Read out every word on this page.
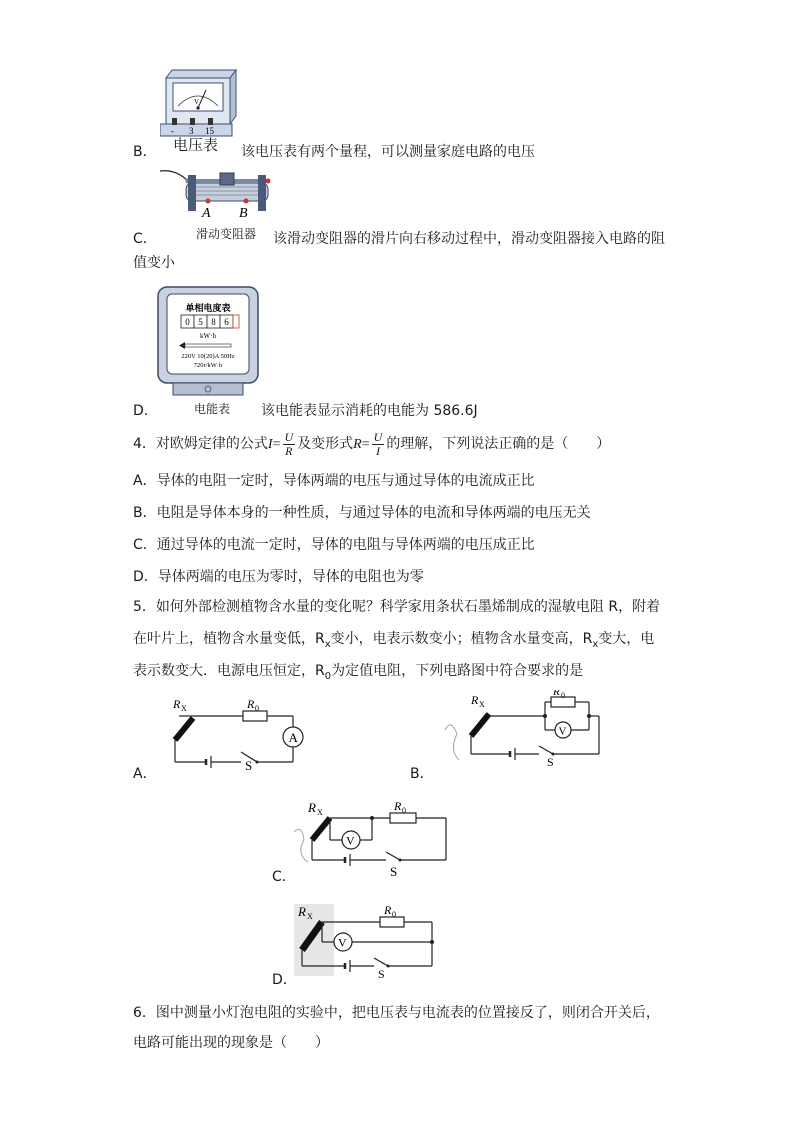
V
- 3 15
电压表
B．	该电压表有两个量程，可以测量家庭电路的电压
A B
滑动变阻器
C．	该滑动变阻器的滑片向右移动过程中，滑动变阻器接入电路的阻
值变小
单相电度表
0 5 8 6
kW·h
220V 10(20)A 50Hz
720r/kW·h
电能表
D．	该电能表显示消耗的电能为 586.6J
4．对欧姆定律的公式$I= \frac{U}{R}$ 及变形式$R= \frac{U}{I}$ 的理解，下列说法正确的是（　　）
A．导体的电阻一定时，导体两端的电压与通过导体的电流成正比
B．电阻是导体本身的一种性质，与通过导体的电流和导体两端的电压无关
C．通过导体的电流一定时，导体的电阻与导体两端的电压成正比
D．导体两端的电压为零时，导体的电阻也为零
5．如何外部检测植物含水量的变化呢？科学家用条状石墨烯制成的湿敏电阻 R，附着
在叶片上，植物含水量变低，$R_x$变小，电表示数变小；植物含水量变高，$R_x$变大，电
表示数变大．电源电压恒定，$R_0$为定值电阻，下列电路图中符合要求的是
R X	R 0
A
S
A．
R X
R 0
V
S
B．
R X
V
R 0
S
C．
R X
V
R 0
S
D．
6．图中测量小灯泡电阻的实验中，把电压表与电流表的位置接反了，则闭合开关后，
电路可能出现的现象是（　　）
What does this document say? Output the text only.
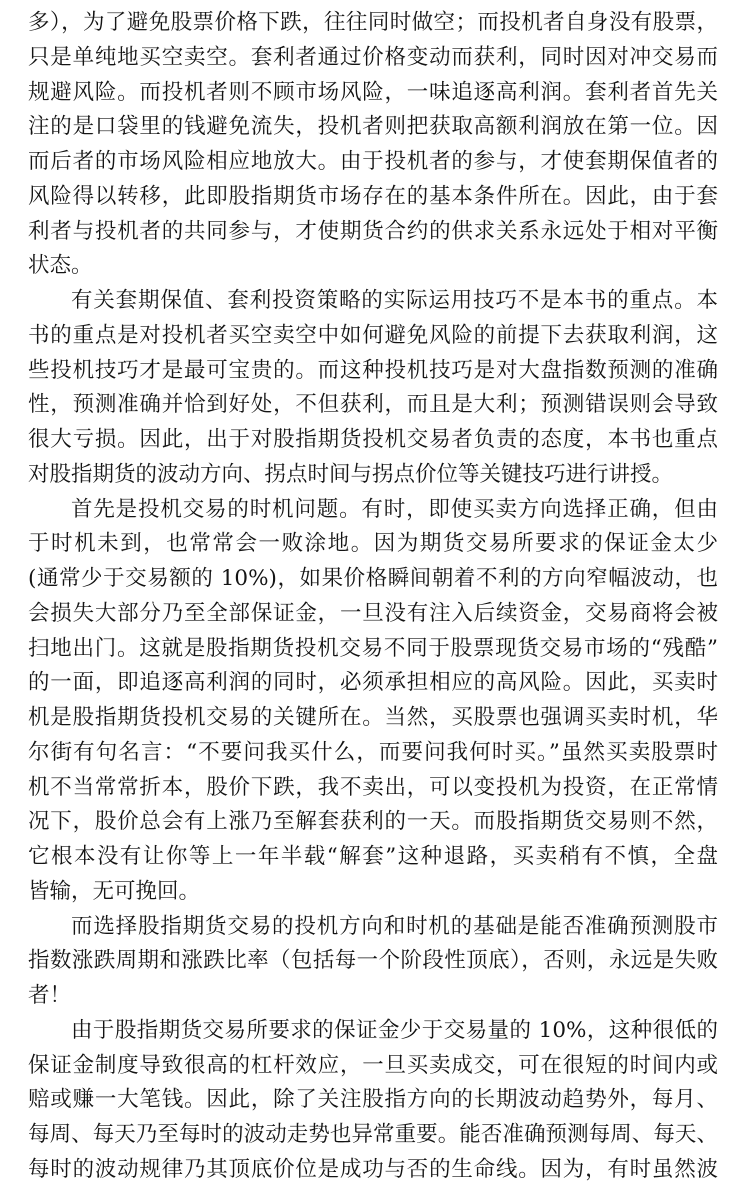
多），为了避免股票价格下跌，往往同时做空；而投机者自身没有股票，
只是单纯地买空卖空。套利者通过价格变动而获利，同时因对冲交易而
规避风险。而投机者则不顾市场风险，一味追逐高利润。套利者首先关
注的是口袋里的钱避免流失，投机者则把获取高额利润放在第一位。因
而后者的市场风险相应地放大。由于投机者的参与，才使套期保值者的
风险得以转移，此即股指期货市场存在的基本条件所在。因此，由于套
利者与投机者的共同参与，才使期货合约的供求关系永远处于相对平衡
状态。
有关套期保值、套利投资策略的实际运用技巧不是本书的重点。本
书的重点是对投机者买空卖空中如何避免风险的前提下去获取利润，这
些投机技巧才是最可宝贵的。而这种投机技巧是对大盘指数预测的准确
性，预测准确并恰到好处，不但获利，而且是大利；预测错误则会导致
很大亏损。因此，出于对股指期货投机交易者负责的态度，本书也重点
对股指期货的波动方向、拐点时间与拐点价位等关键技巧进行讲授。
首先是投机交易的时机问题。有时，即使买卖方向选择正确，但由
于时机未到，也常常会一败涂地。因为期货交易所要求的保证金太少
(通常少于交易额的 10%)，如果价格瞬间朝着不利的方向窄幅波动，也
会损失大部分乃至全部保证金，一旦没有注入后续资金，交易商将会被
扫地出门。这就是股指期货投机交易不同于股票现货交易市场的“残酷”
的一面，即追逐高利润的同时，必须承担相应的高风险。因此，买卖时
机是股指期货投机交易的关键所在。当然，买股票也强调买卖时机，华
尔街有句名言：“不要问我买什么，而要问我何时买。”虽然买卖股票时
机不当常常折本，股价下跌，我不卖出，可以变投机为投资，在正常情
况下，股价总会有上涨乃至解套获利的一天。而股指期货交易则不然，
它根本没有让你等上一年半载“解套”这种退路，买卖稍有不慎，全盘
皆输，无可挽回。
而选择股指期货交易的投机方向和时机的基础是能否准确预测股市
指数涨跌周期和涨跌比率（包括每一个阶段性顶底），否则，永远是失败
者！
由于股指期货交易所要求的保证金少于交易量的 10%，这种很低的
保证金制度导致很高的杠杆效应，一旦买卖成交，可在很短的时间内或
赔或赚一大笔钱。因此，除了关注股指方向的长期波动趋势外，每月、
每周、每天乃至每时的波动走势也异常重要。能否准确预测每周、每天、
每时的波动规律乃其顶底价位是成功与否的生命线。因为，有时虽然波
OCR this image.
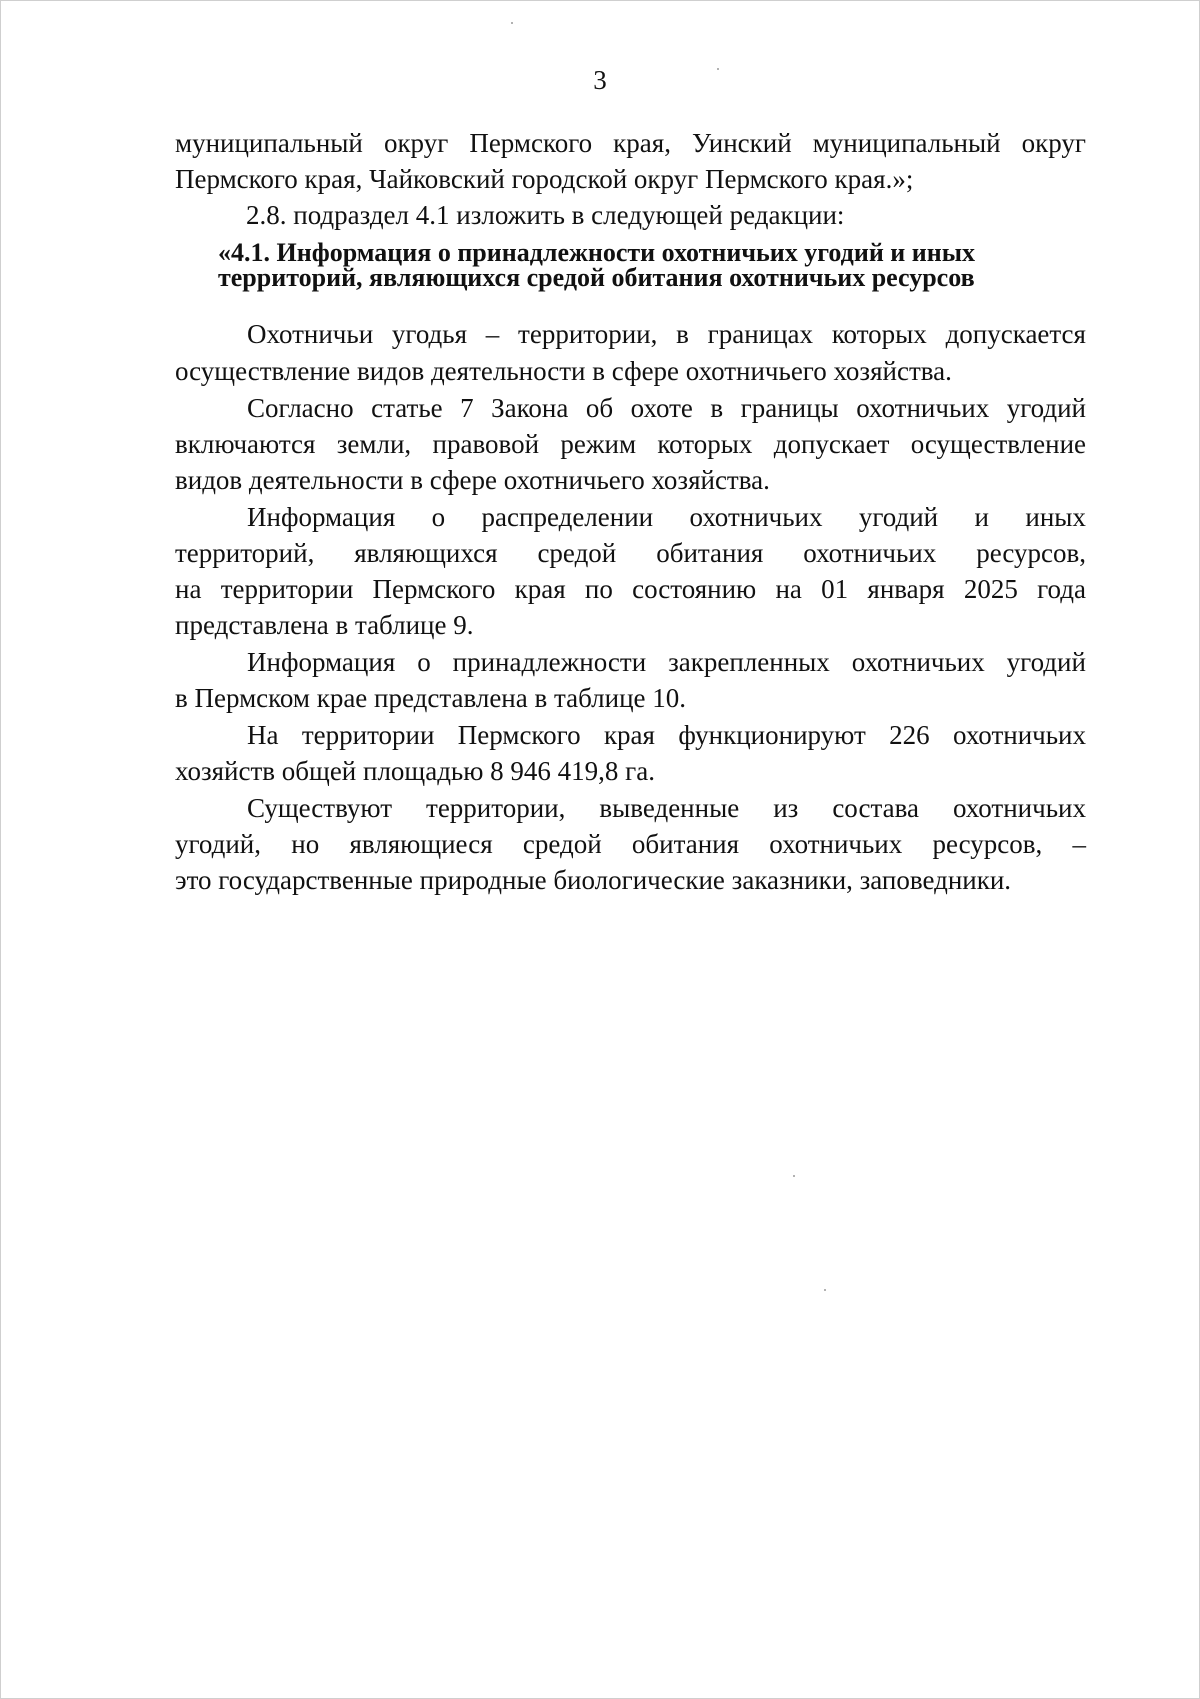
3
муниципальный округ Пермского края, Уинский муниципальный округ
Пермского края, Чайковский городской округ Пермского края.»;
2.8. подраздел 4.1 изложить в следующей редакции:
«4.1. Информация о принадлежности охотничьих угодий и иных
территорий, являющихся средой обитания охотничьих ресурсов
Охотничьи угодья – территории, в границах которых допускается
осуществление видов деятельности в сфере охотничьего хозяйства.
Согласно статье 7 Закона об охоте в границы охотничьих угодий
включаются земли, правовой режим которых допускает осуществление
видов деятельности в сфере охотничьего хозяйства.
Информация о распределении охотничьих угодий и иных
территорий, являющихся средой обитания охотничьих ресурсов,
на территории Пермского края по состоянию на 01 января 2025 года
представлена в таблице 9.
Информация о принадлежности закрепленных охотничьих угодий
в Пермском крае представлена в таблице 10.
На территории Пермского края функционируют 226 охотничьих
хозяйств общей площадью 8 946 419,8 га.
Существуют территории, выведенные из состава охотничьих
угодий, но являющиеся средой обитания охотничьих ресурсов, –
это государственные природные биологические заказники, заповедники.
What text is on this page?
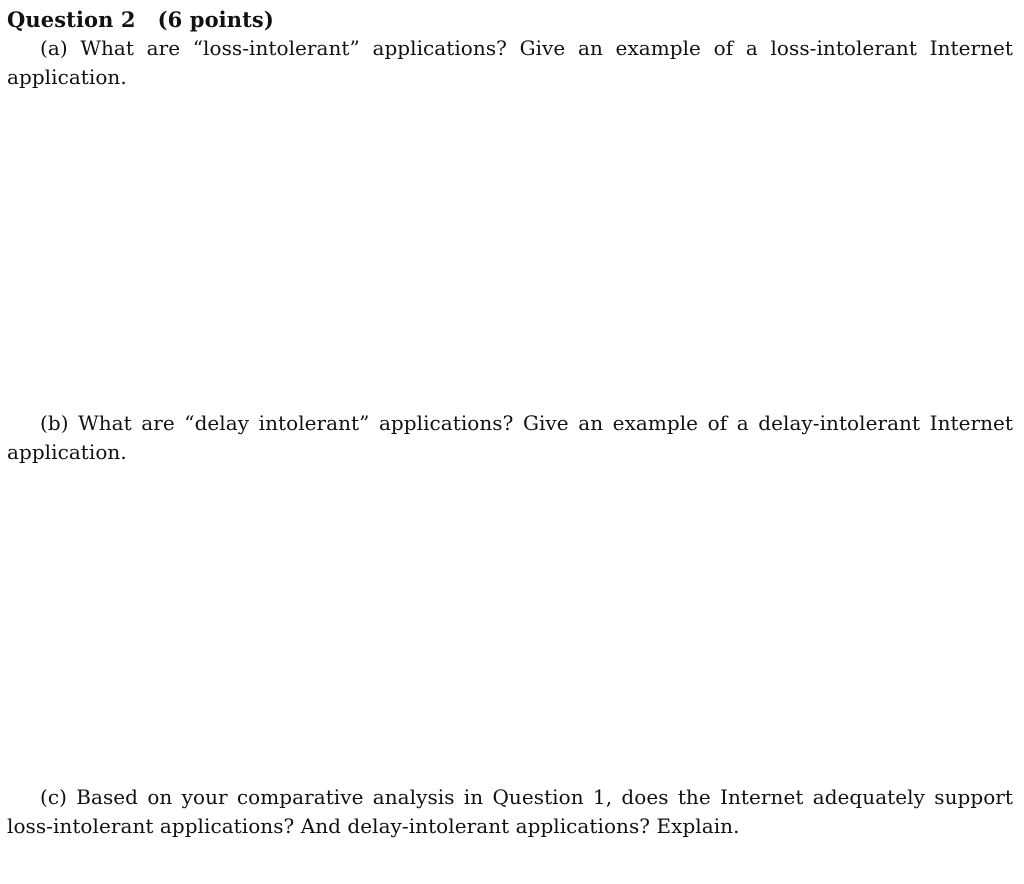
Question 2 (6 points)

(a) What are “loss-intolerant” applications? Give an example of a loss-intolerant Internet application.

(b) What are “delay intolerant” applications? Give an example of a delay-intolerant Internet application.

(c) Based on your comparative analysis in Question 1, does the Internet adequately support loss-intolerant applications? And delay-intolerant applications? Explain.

※

Reproduce every record word for word. The copy must contain no pictures.

Read out every word on this page.
V
- 3 15
电压表
B．	该电压表有两个量程，可以测量家庭电路的电压
A B
滑动变阻器
C．	该滑动变阻器的滑片向右移动过程中，滑动变阻器接入电路的阻
值变小
单相电度表
0 5 8 6
kW·h
220V 10(20)A 50Hz
720r/kW·h
电能表
D．	该电能表显示消耗的电能为 586.6J
4．对欧姆定律的公式$I= \frac{U}{R}$ 及变形式$R= \frac{U}{I}$ 的理解，下列说法正确的是（　　）
A．导体的电阻一定时，导体两端的电压与通过导体的电流成正比
B．电阻是导体本身的一种性质，与通过导体的电流和导体两端的电压无关
C．通过导体的电流一定时，导体的电阻与导体两端的电压成正比
D．导体两端的电压为零时，导体的电阻也为零
5．如何外部检测植物含水量的变化呢？科学家用条状石墨烯制成的湿敏电阻 R，附着
在叶片上，植物含水量变低，$R_x$变小，电表示数变小；植物含水量变高，$R_x$变大，电
表示数变大．电源电压恒定，$R_0$为定值电阻，下列电路图中符合要求的是
R X	R 0
A
S
A．
R X
R 0
V
S
B．
R X
V
R 0
S
C．
R X
V
R 0
S
D．
6．图中测量小灯泡电阻的实验中，把电压表与电流表的位置接反了，则闭合开关后，
电路可能出现的现象是（　　）
What does this document say? Output the text only.
多），为了避免股票价格下跌，往往同时做空；而投机者自身没有股票，
只是单纯地买空卖空。套利者通过价格变动而获利，同时因对冲交易而
规避风险。而投机者则不顾市场风险，一味追逐高利润。套利者首先关
注的是口袋里的钱避免流失，投机者则把获取高额利润放在第一位。因
而后者的市场风险相应地放大。由于投机者的参与，才使套期保值者的
风险得以转移，此即股指期货市场存在的基本条件所在。因此，由于套
利者与投机者的共同参与，才使期货合约的供求关系永远处于相对平衡
状态。
有关套期保值、套利投资策略的实际运用技巧不是本书的重点。本
书的重点是对投机者买空卖空中如何避免风险的前提下去获取利润，这
些投机技巧才是最可宝贵的。而这种投机技巧是对大盘指数预测的准确
性，预测准确并恰到好处，不但获利，而且是大利；预测错误则会导致
很大亏损。因此，出于对股指期货投机交易者负责的态度，本书也重点
对股指期货的波动方向、拐点时间与拐点价位等关键技巧进行讲授。
首先是投机交易的时机问题。有时，即使买卖方向选择正确，但由
于时机未到，也常常会一败涂地。因为期货交易所要求的保证金太少
(通常少于交易额的 10%)，如果价格瞬间朝着不利的方向窄幅波动，也
会损失大部分乃至全部保证金，一旦没有注入后续资金，交易商将会被
扫地出门。这就是股指期货投机交易不同于股票现货交易市场的“残酷”
的一面，即追逐高利润的同时，必须承担相应的高风险。因此，买卖时
机是股指期货投机交易的关键所在。当然，买股票也强调买卖时机，华
尔街有句名言：“不要问我买什么，而要问我何时买。”虽然买卖股票时
机不当常常折本，股价下跌，我不卖出，可以变投机为投资，在正常情
况下，股价总会有上涨乃至解套获利的一天。而股指期货交易则不然，
它根本没有让你等上一年半载“解套”这种退路，买卖稍有不慎，全盘
皆输，无可挽回。
而选择股指期货交易的投机方向和时机的基础是能否准确预测股市
指数涨跌周期和涨跌比率（包括每一个阶段性顶底），否则，永远是失败
者！
由于股指期货交易所要求的保证金少于交易量的 10%，这种很低的
保证金制度导致很高的杠杆效应，一旦买卖成交，可在很短的时间内或
赔或赚一大笔钱。因此，除了关注股指方向的长期波动趋势外，每月、
每周、每天乃至每时的波动走势也异常重要。能否准确预测每周、每天、
每时的波动规律乃其顶底价位是成功与否的生命线。因为，有时虽然波
OCR this image.
3
муниципальный округ Пермского края, Уинский муниципальный округ
Пермского края, Чайковский городской округ Пермского края.»;
2.8. подраздел 4.1 изложить в следующей редакции:
«4.1. Информация о принадлежности охотничьих угодий и иных
территорий, являющихся средой обитания охотничьих ресурсов
Охотничьи угодья – территории, в границах которых допускается
осуществление видов деятельности в сфере охотничьего хозяйства.
Согласно статье 7 Закона об охоте в границы охотничьих угодий
включаются земли, правовой режим которых допускает осуществление
видов деятельности в сфере охотничьего хозяйства.
Информация о распределении охотничьих угодий и иных
территорий, являющихся средой обитания охотничьих ресурсов,
на территории Пермского края по состоянию на 01 января 2025 года
представлена в таблице 9.
Информация о принадлежности закрепленных охотничьих угодий
в Пермском крае представлена в таблице 10.
На территории Пермского края функционируют 226 охотничьих
хозяйств общей площадью 8 946 419,8 га.
Существуют территории, выведенные из состава охотничьих
угодий, но являющиеся средой обитания охотничьих ресурсов, –
это государственные природные биологические заказники, заповедники.
What text is on this page?
Question 2 (6 points)

(a) What are “loss-intolerant” applications? Give an example of a loss-intolerant Internet application.

(b) What are “delay intolerant” applications? Give an example of a delay-intolerant Internet application.

(c) Based on your comparative analysis in Question 1, does the Internet adequately support loss-intolerant applications? And delay-intolerant applications? Explain.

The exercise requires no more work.